**JOB**
Rewrite the listing below, swapping every "interactable" for "clickable" and leaving everything else unchanged. Omit the pictures from your answer.

**LISTED ENTRIES**
• • • • • • •

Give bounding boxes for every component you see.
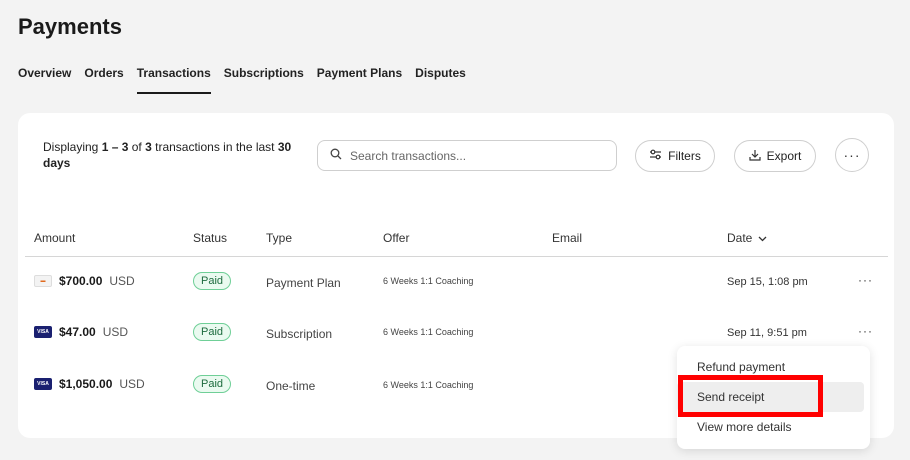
tab-subscriptions[interactable]: Subscriptions [224, 66, 304, 94]
offer-cell: 6 Weeks 1:1 Coaching [383, 276, 474, 286]
status-badge: Paid [193, 272, 232, 290]
more-icon: ··· [843, 147, 861, 163]
search-icon [330, 147, 342, 165]
amount-value: $700.00 [59, 274, 103, 288]
filters-label: Filters [668, 149, 701, 163]
chevron-down-icon [758, 231, 767, 245]
amount-value: $47.00 [59, 325, 96, 339]
currency: USD [109, 274, 135, 288]
amount-cell: ▬ $700.00 USD [34, 274, 135, 288]
tab-payment-plans[interactable]: Payment Plans [317, 66, 402, 94]
export-button[interactable]: Export [734, 140, 816, 172]
type-cell: Payment Plan [266, 276, 341, 290]
tab-bar: Overview Orders Transactions Subscriptio… [18, 66, 479, 94]
download-icon [749, 149, 761, 164]
amount-cell: VISA $1,050.00 USD [34, 377, 145, 391]
tab-transactions[interactable]: Transactions [136, 66, 211, 94]
status-badge: Paid [193, 323, 232, 341]
visa-card-icon: VISA [34, 326, 52, 338]
column-type[interactable]: Type [266, 231, 292, 245]
column-date[interactable]: Date [727, 231, 767, 245]
export-label: Export [766, 149, 802, 163]
tab-disputes[interactable]: Disputes [415, 66, 466, 94]
visa-card-icon: VISA [34, 378, 52, 390]
column-status[interactable]: Status [193, 231, 227, 245]
date-cell: Sep 11, 9:51 pm [727, 327, 807, 339]
table-header: Amount Status Type Offer Email Date [25, 221, 888, 257]
type-cell: One-time [266, 379, 316, 393]
more-options-button[interactable]: ··· [835, 138, 869, 172]
currency: USD [119, 377, 145, 391]
card-brand-icon: ▬ [34, 275, 52, 287]
row-more-icon[interactable]: ··· [858, 273, 873, 287]
sliders-icon [649, 149, 662, 163]
page-title: Payments [18, 14, 122, 39]
column-email[interactable]: Email [552, 231, 582, 245]
offer-cell: 6 Weeks 1:1 Coaching [383, 380, 474, 390]
column-offer[interactable]: Offer [383, 231, 409, 245]
status-badge: Paid [193, 375, 232, 393]
search-input[interactable] [350, 148, 590, 163]
tab-orders[interactable]: Orders [84, 66, 123, 94]
currency: USD [102, 325, 129, 339]
tab-overview[interactable]: Overview [18, 66, 71, 94]
column-date-label: Date [727, 231, 753, 245]
amount-cell: VISA $47.00 USD [34, 325, 128, 339]
table-row[interactable]: ▬ $700.00 USD Paid Payment Plan 6 Weeks … [25, 258, 888, 309]
results-summary: Displaying 1 – 3 of 3 transactions in th… [43, 140, 292, 170]
type-cell: Subscription [266, 327, 333, 341]
filters-button[interactable]: Filters [635, 140, 715, 172]
amount-value: $1,050.00 [59, 377, 113, 391]
date-cell: Sep 15, 1:08 pm [727, 276, 808, 288]
offer-cell: 6 Weeks 1:1 Coaching [383, 327, 474, 337]
highlight-box [678, 375, 823, 417]
search-box[interactable] [317, 140, 617, 171]
column-amount[interactable]: Amount [34, 231, 75, 245]
row-more-icon[interactable]: ··· [858, 324, 873, 338]
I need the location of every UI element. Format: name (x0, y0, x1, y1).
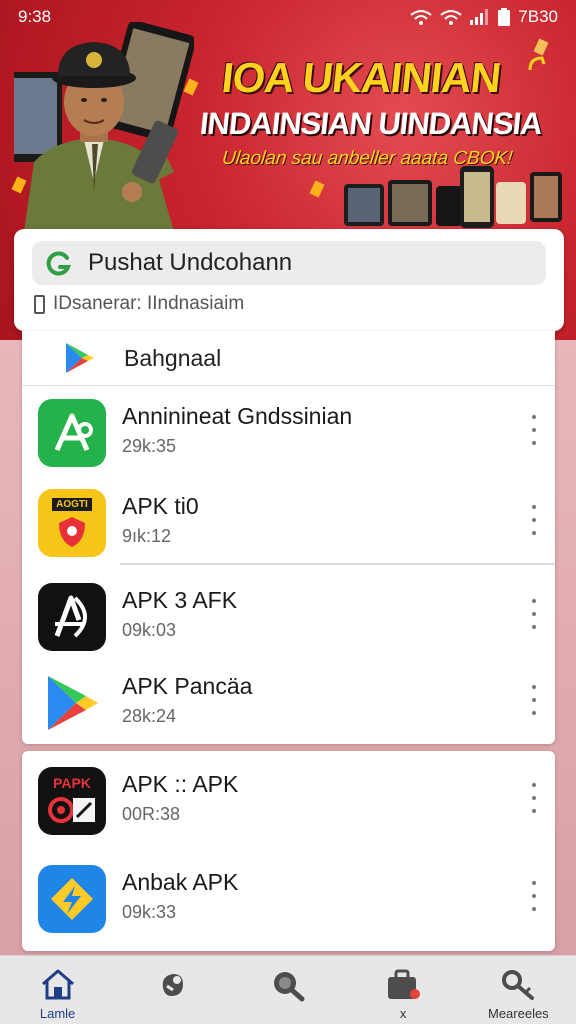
search-query: Pushat Undcohann (88, 249, 293, 276)
wifi-alt-icon (440, 10, 462, 25)
apps-icon (162, 974, 183, 996)
more-options-icon[interactable] (527, 415, 541, 445)
more-options-icon[interactable] (527, 599, 541, 629)
more-options-icon[interactable] (527, 881, 541, 911)
app-list-item[interactable]: Anninineat Gndssinian 29k:35 (22, 387, 555, 473)
nav-label: Lamle (39, 1006, 76, 1021)
key-icon (502, 970, 535, 1000)
app-list-card: Bahgnaal Anninineat Gndssinian 29k:35 AO… (22, 331, 555, 744)
divider (120, 563, 555, 565)
location-text: IDsanerar: IIndnasiaim (53, 293, 245, 314)
app-list-item[interactable]: APK 3 AFK 09k:03 (22, 571, 555, 657)
green-a-icon (38, 399, 106, 467)
officer-illustration (14, 22, 194, 232)
app-name: APK :: APK (122, 771, 239, 797)
search-card: Pushat Undcohann IDsanerar: IIndnasiaim (14, 229, 564, 331)
app-list-card: PAPK APK :: APK 00R:38 Anbak APK 09k:33 (22, 751, 555, 951)
app-meta: 09k:33 (122, 902, 177, 922)
nav-label: x (399, 1006, 407, 1021)
battery-icon (498, 8, 511, 26)
section-header[interactable]: Bahgnaal (22, 331, 555, 386)
app-list-item[interactable]: PAPK APK :: APK 00R:38 (22, 755, 555, 841)
app-list-item[interactable]: Anbak APK 09k:33 (22, 853, 555, 939)
banner-subtitle: INDAINSIAN UINDANSIA (198, 106, 544, 141)
more-options-icon[interactable] (527, 685, 541, 715)
bottom-navigation: Lamle x Meareeles (0, 955, 576, 1024)
play-arrow-icon (38, 669, 106, 737)
nav-apps[interactable] (115, 956, 230, 1024)
status-time: 9:38 (18, 7, 52, 26)
banner-title: IOA UKAINIAN (219, 54, 503, 101)
app-name: APK ti0 (122, 493, 199, 519)
sparkle-icon (528, 56, 546, 71)
more-options-icon[interactable] (527, 783, 541, 813)
papk-icon: PAPK (38, 767, 106, 835)
status-bar: 9:38 7B30 (0, 0, 576, 34)
app-meta: 09k:03 (122, 620, 177, 640)
home-icon (41, 969, 74, 1000)
blue-bolt-icon (38, 865, 106, 933)
app-list-item[interactable]: APK Pancäa 28k:24 (22, 657, 555, 743)
app-meta: 9ık:12 (122, 526, 172, 546)
app-list-item[interactable]: AOGTI APK ti0 9ık:12 (22, 477, 555, 563)
phones-illustration (344, 166, 562, 228)
nav-key[interactable]: Meareeles (461, 956, 576, 1024)
more-options-icon[interactable] (527, 505, 541, 535)
search-input[interactable]: Pushat Undcohann (32, 241, 546, 285)
app-badge-text: AOGTI (52, 497, 92, 511)
app-name: APK Pancäa (122, 673, 253, 699)
nav-briefcase[interactable]: x (346, 956, 461, 1024)
app-meta: 00R:38 (122, 804, 181, 824)
wifi-icon (410, 10, 432, 25)
nav-search[interactable] (230, 956, 345, 1024)
battery-text: 7B30 (518, 7, 558, 26)
play-store-icon (64, 341, 94, 375)
app-name: Anninineat Gndssinian (122, 403, 353, 429)
location-row: IDsanerar: IIndnasiaim (34, 293, 244, 315)
yellow-shield-icon: AOGTI (38, 489, 106, 557)
google-g-icon (46, 250, 72, 276)
search-icon (273, 972, 305, 1002)
signal-icon (470, 9, 489, 25)
nav-label: Meareeles (487, 1006, 549, 1021)
confetti-decoration (533, 38, 549, 56)
app-meta: 28k:24 (122, 706, 177, 726)
section-label: Bahgnaal (124, 344, 222, 371)
app-name: Anbak APK (122, 869, 239, 895)
black-a-icon (38, 583, 106, 651)
app-badge-text: PAPK (53, 775, 91, 791)
briefcase-icon (388, 969, 421, 999)
app-name: APK 3 AFK (122, 587, 238, 613)
nav-home[interactable]: Lamle (0, 956, 115, 1024)
confetti-decoration (309, 180, 325, 198)
app-meta: 29k:35 (122, 436, 177, 456)
phone-icon (34, 294, 45, 314)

• • • • • • •

**RESPONSE FOR THIS EXERCISE**
Give bounding boxes for every component you see.
tab-subscriptions[clickable]: Subscriptions [224, 66, 304, 94]
offer-cell: 6 Weeks 1:1 Coaching [383, 276, 474, 286]
status-badge: Paid [193, 272, 232, 290]
more-icon: ··· [843, 147, 861, 163]
search-icon [330, 147, 342, 165]
amount-value: $700.00 [59, 274, 103, 288]
filters-label: Filters [668, 149, 701, 163]
chevron-down-icon [758, 231, 767, 245]
amount-value: $47.00 [59, 325, 96, 339]
currency: USD [109, 274, 135, 288]
amount-cell: ▬ $700.00 USD [34, 274, 135, 288]
tab-payment-plans[clickable]: Payment Plans [317, 66, 402, 94]
export-button[clickable]: Export [734, 140, 816, 172]
type-cell: Payment Plan [266, 276, 341, 290]
tab-bar: Overview Orders Transactions Subscriptio… [18, 66, 479, 94]
download-icon [749, 149, 761, 164]
amount-cell: VISA $1,050.00 USD [34, 377, 145, 391]
tab-transactions[clickable]: Transactions [136, 66, 211, 94]
status-badge: Paid [193, 323, 232, 341]
visa-card-icon: VISA [34, 326, 52, 338]
column-type[clickable]: Type [266, 231, 292, 245]
column-date[clickable]: Date [727, 231, 767, 245]
export-label: Export [766, 149, 802, 163]
tab-disputes[clickable]: Disputes [415, 66, 466, 94]
visa-card-icon: VISA [34, 378, 52, 390]
column-status[clickable]: Status [193, 231, 227, 245]
date-cell: Sep 11, 9:51 pm [727, 327, 807, 339]
table-header: Amount Status Type Offer Email Date [25, 221, 888, 257]
type-cell: One-time [266, 379, 316, 393]
more-options-button[clickable]: ··· [835, 138, 869, 172]
currency: USD [119, 377, 145, 391]
card-brand-icon: ▬ [34, 275, 52, 287]
row-more-icon[clickable]: ··· [858, 273, 873, 287]
sliders-icon [649, 149, 662, 163]
page-title: Payments [18, 14, 122, 39]
column-email[clickable]: Email [552, 231, 582, 245]
offer-cell: 6 Weeks 1:1 Coaching [383, 380, 474, 390]
column-offer[clickable]: Offer [383, 231, 409, 245]
status-badge: Paid [193, 375, 232, 393]
search-input[clickable] [350, 148, 590, 163]
tab-orders[clickable]: Orders [84, 66, 123, 94]
currency: USD [102, 325, 129, 339]
tab-overview[clickable]: Overview [18, 66, 71, 94]
column-date-label: Date [727, 231, 753, 245]
amount-cell: VISA $47.00 USD [34, 325, 128, 339]
table-row[clickable]: ▬ $700.00 USD Paid Payment Plan 6 Weeks … [25, 258, 888, 309]
results-summary: Displaying 1 – 3 of 3 transactions in th… [43, 140, 292, 170]
type-cell: Subscription [266, 327, 333, 341]
filters-button[clickable]: Filters [635, 140, 715, 172]
amount-value: $1,050.00 [59, 377, 113, 391]
date-cell: Sep 15, 1:08 pm [727, 276, 808, 288]
offer-cell: 6 Weeks 1:1 Coaching [383, 327, 474, 337]
highlight-box [678, 375, 823, 417]
search-box[clickable] [317, 140, 617, 171]
column-amount[clickable]: Amount [34, 231, 75, 245]
row-more-icon[clickable]: ··· [858, 324, 873, 338]
I need the location of every UI element. Format: name (x0, y0, x1, y1).
search-query: Pushat Undcohann (88, 249, 293, 276)
wifi-alt-icon (440, 10, 462, 25)
apps-icon (162, 974, 183, 996)
more-options-icon[clickable] (527, 415, 541, 445)
more-options-icon[clickable] (527, 599, 541, 629)
more-options-icon[clickable] (527, 881, 541, 911)
app-list-item[clickable]: Anninineat Gndssinian 29k:35 (22, 387, 555, 473)
nav-label: Lamle (39, 1006, 76, 1021)
key-icon (502, 970, 535, 1000)
app-list-card: Bahgnaal Anninineat Gndssinian 29k:35 AO… (22, 331, 555, 744)
divider (120, 563, 555, 565)
location-text: IDsanerar: IIndnasiaim (53, 293, 245, 314)
app-list-item[clickable]: APK 3 AFK 09k:03 (22, 571, 555, 657)
green-a-icon (38, 399, 106, 467)
officer-illustration (14, 22, 194, 232)
app-name: APK :: APK (122, 771, 239, 797)
search-card: Pushat Undcohann IDsanerar: IIndnasiaim (14, 229, 564, 331)
app-list-card: PAPK APK :: APK 00R:38 Anbak APK 09k:33 (22, 751, 555, 951)
app-meta: 09k:33 (122, 902, 177, 922)
nav-label: x (399, 1006, 407, 1021)
battery-icon (498, 8, 511, 26)
section-header[clickable]: Bahgnaal (22, 331, 555, 386)
app-list-item[clickable]: PAPK APK :: APK 00R:38 (22, 755, 555, 841)
app-list-item[clickable]: Anbak APK 09k:33 (22, 853, 555, 939)
banner-subtitle: INDAINSIAN UINDANSIA (198, 106, 544, 141)
more-options-icon[clickable] (527, 685, 541, 715)
bottom-navigation: Lamle x Meareeles (0, 955, 576, 1024)
play-arrow-icon (38, 669, 106, 737)
nav-apps[clickable] (115, 956, 230, 1024)
status-time: 9:38 (18, 7, 52, 26)
banner-title: IOA UKAINIAN (219, 54, 503, 101)
app-name: APK ti0 (122, 493, 199, 519)
sparkle-icon (528, 56, 546, 71)
more-options-icon[clickable] (527, 783, 541, 813)
papk-icon: PAPK (38, 767, 106, 835)
status-bar: 9:38 7B30 (0, 0, 576, 34)
app-meta: 09k:03 (122, 620, 177, 640)
home-icon (41, 969, 74, 1000)
blue-bolt-icon (38, 865, 106, 933)
app-list-item[clickable]: APK Pancäa 28k:24 (22, 657, 555, 743)
app-meta: 9ık:12 (122, 526, 172, 546)
app-list-item[clickable]: AOGTI APK ti0 9ık:12 (22, 477, 555, 563)
phones-illustration (344, 166, 562, 228)
nav-key[clickable]: Meareeles (461, 956, 576, 1024)
more-options-icon[clickable] (527, 505, 541, 535)
search-input[clickable]: Pushat Undcohann (32, 241, 546, 285)
app-badge-text: AOGTI (52, 497, 92, 511)
app-name: APK Pancäa (122, 673, 253, 699)
nav-briefcase[clickable]: x (346, 956, 461, 1024)
app-meta: 00R:38 (122, 804, 181, 824)
wifi-icon (410, 10, 432, 25)
nav-search[clickable] (230, 956, 345, 1024)
battery-text: 7B30 (518, 7, 558, 26)
play-store-icon (64, 341, 94, 375)
app-name: Anninineat Gndssinian (122, 403, 353, 429)
location-row: IDsanerar: IIndnasiaim (34, 293, 244, 315)
yellow-shield-icon: AOGTI (38, 489, 106, 557)
google-g-icon (46, 250, 72, 276)
search-icon (273, 972, 305, 1002)
signal-icon (470, 9, 489, 25)
nav-label: Meareeles (487, 1006, 549, 1021)
confetti-decoration (533, 38, 549, 56)
app-meta: 28k:24 (122, 706, 177, 726)
section-label: Bahgnaal (124, 344, 222, 371)
app-name: Anbak APK (122, 869, 239, 895)
black-a-icon (38, 583, 106, 651)
app-badge-text: PAPK (53, 775, 91, 791)
briefcase-icon (388, 969, 421, 999)
app-name: APK 3 AFK (122, 587, 238, 613)
nav-home[clickable]: Lamle (0, 956, 115, 1024)
confetti-decoration (309, 180, 325, 198)
app-meta: 29k:35 (122, 436, 177, 456)
phone-icon (34, 294, 45, 314)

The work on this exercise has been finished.